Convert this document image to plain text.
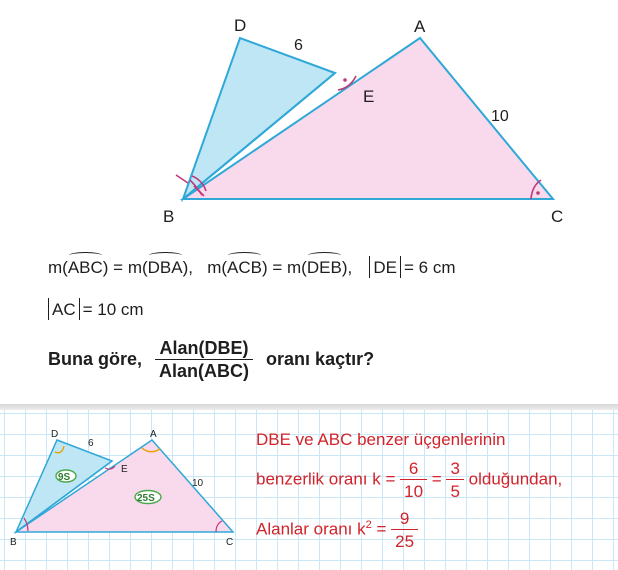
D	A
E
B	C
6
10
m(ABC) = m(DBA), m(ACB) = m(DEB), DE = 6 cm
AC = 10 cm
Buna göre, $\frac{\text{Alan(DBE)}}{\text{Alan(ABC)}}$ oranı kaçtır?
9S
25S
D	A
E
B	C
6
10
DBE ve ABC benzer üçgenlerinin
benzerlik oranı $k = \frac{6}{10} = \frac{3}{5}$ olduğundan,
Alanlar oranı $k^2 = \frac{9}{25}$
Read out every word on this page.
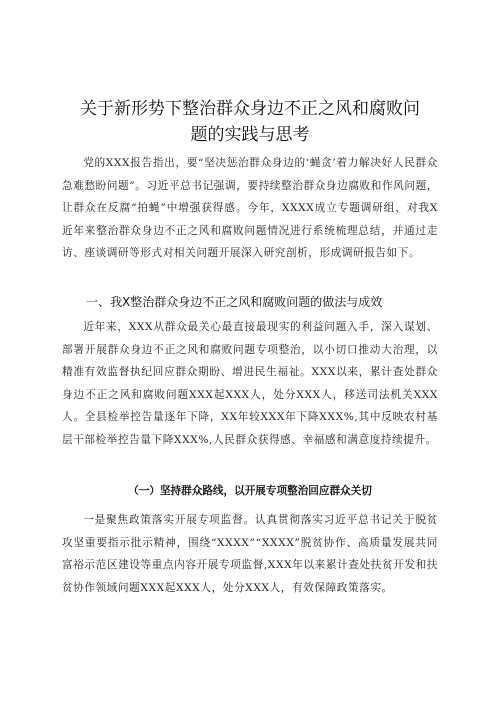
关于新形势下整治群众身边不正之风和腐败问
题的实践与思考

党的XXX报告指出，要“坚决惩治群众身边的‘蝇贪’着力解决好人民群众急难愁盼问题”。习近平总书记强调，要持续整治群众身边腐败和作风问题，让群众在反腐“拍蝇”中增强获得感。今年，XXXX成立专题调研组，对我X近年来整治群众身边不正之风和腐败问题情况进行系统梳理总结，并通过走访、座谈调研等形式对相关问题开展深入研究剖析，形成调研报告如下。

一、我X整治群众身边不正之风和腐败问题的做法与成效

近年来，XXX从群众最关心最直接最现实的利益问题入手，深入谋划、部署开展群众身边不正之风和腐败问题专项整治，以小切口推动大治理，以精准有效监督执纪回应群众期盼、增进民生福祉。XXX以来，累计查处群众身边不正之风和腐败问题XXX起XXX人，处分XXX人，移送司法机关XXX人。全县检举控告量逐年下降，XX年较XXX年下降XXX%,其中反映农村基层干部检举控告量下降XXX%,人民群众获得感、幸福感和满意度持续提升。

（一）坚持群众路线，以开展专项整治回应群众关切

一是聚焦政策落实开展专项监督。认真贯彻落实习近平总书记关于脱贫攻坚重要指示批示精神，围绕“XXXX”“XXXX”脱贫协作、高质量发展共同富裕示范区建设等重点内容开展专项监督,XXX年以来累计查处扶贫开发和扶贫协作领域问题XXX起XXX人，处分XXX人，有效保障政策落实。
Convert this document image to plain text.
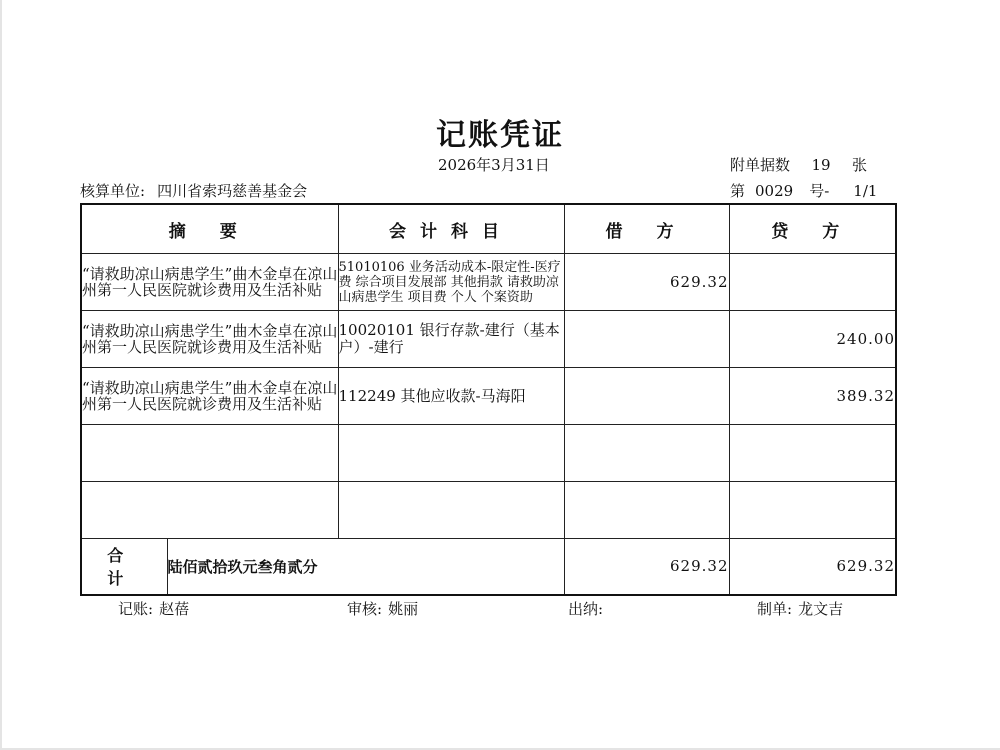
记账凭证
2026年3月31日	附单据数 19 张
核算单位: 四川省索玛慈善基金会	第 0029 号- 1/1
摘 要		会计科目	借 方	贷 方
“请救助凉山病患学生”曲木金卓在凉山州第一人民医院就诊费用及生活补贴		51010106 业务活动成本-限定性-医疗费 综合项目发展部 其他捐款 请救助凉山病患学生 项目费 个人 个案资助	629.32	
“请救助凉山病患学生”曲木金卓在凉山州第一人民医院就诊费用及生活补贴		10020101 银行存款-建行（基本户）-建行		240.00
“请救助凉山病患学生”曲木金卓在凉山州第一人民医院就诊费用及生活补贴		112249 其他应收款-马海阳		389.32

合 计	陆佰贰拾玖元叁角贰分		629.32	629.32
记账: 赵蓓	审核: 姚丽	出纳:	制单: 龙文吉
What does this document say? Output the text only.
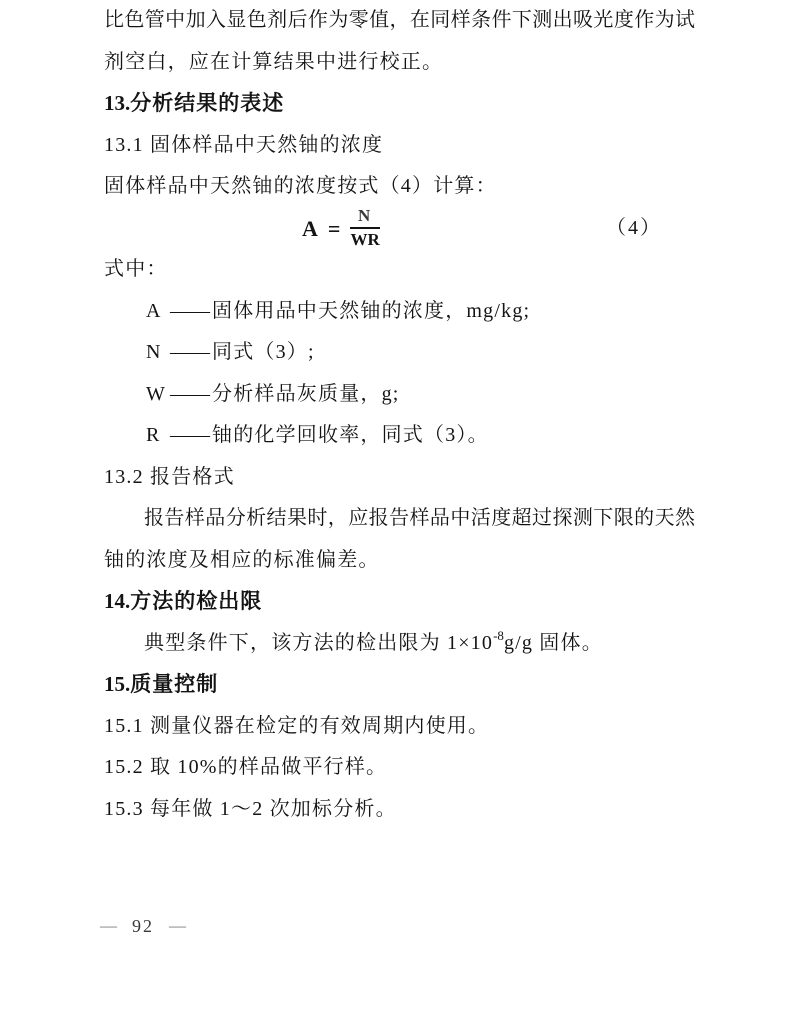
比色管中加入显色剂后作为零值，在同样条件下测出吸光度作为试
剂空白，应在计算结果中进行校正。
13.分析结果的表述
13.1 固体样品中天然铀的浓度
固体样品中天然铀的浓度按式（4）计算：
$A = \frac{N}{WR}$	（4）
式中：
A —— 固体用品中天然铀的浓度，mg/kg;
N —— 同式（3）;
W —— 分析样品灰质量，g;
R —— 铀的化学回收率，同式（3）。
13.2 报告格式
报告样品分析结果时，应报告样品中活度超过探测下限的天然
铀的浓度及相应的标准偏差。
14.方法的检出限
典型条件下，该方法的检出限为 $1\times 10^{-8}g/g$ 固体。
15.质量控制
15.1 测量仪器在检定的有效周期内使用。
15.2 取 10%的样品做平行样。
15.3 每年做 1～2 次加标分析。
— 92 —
--*--
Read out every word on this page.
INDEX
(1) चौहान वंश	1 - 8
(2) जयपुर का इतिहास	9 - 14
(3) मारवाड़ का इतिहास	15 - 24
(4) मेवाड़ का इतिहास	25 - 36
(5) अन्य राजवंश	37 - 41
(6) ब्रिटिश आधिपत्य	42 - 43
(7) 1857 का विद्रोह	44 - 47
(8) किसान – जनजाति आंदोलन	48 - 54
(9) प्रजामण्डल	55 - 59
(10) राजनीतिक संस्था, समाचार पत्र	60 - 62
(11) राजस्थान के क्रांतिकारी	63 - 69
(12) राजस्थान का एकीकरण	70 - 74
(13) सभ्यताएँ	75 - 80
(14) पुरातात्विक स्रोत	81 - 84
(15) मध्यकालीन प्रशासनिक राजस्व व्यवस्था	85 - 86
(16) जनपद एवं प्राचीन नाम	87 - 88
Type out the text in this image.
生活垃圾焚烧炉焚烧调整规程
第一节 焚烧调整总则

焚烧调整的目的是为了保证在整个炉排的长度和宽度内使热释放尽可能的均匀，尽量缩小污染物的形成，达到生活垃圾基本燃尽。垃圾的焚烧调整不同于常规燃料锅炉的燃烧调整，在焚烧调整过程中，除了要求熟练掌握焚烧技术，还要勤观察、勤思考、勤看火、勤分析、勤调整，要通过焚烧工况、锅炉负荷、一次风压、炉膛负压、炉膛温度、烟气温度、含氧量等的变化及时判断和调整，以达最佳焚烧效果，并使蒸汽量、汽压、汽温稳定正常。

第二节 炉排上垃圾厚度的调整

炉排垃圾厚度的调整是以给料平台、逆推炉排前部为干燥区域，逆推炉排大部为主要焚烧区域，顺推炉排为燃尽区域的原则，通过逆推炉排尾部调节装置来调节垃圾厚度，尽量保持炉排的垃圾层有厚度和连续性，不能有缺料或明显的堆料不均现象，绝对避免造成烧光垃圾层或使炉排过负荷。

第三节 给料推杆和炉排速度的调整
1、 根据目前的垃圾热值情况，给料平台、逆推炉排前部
--*--
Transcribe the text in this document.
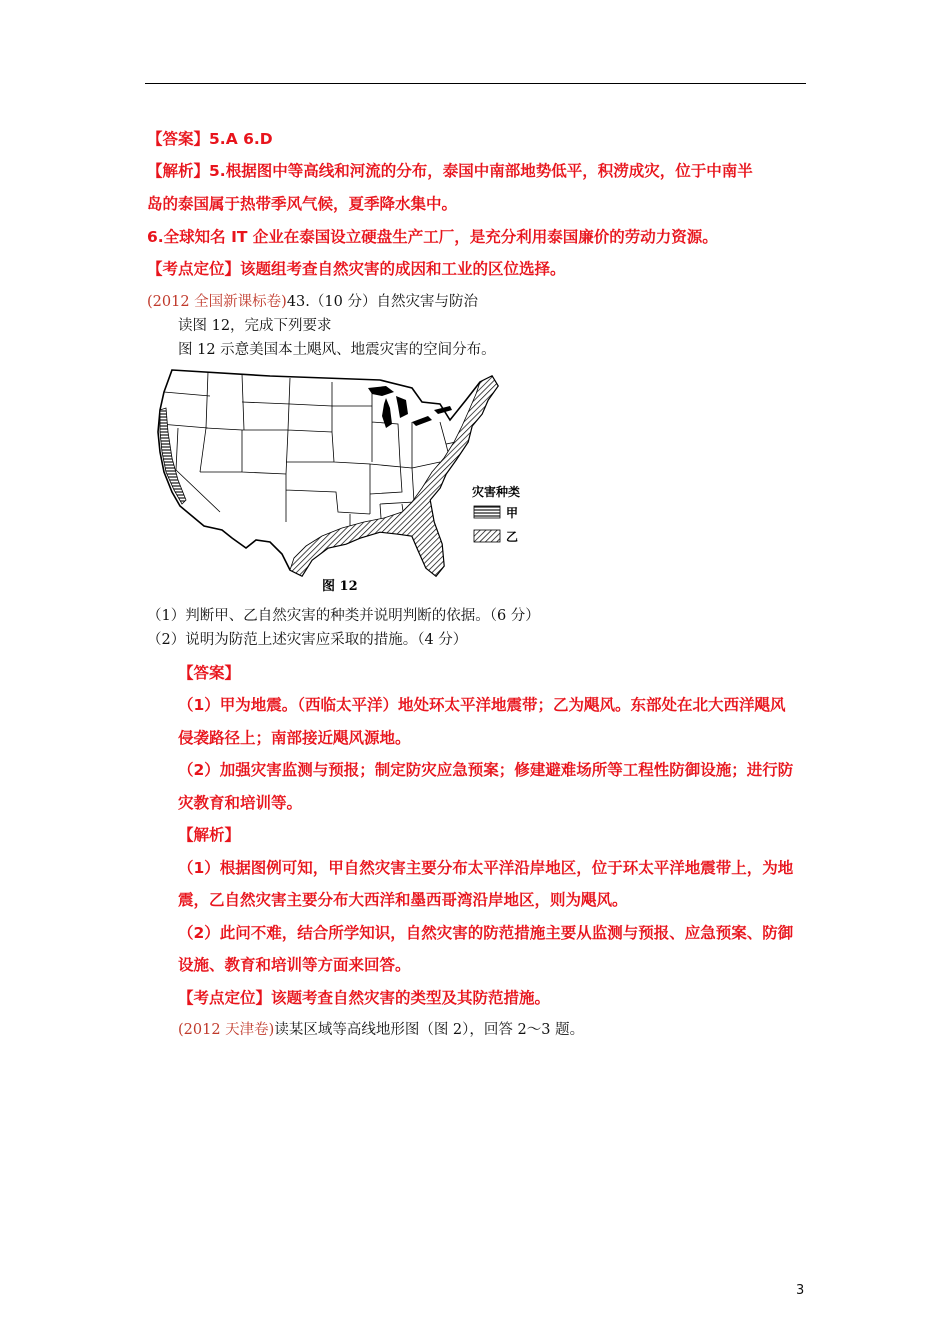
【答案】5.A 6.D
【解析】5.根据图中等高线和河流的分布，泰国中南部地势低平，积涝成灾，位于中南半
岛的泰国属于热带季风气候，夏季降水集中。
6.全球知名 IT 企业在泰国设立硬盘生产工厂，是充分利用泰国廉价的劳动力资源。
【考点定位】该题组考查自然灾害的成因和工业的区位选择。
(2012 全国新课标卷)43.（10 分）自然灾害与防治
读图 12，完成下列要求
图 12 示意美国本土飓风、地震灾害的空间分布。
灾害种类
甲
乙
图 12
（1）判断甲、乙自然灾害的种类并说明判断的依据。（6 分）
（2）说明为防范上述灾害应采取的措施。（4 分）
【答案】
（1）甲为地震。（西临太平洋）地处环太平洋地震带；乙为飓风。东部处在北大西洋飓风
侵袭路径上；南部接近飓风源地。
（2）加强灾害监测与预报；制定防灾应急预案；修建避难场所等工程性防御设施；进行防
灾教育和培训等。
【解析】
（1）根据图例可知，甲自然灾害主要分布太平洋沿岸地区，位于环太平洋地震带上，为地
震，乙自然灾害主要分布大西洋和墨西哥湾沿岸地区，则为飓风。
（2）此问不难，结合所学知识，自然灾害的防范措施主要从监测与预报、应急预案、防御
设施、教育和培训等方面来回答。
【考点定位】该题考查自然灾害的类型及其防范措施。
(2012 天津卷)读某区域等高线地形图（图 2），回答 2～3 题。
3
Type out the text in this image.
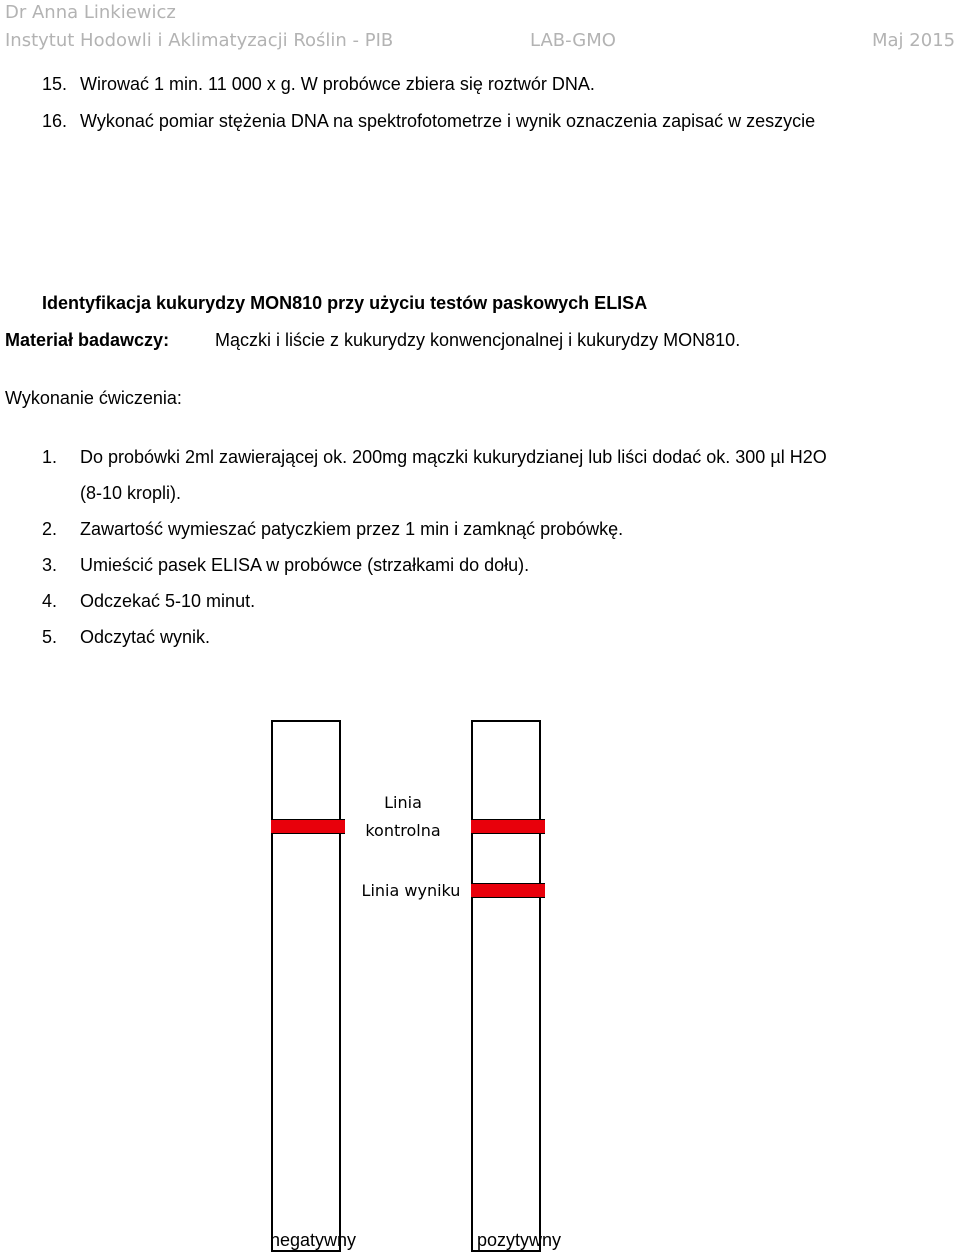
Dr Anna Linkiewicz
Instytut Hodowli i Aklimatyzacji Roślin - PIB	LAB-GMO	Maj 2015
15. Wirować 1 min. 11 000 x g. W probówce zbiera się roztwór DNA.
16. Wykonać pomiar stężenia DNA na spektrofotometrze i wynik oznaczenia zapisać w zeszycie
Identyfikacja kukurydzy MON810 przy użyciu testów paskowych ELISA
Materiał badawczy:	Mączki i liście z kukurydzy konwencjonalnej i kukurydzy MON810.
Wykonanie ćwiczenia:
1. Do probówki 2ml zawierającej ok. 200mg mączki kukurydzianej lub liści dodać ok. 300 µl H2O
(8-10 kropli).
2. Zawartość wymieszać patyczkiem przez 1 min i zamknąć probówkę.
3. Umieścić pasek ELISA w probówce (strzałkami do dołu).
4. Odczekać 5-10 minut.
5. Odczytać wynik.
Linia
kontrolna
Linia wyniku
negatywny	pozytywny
--*--
Given problem — Pull out every line of the records above that contains the word "text".

Task output —
Convert this document image to plain text.
Buna göre, $\frac{\text{Alan(DBE)}}{\text{Alan(ABC)}}$ oranı kaçtır?
Convert this document image to plain text.
What does this document say? Output the text only.
Type out the text in this image.
Transcribe the text in this document.
Type out the text in this image.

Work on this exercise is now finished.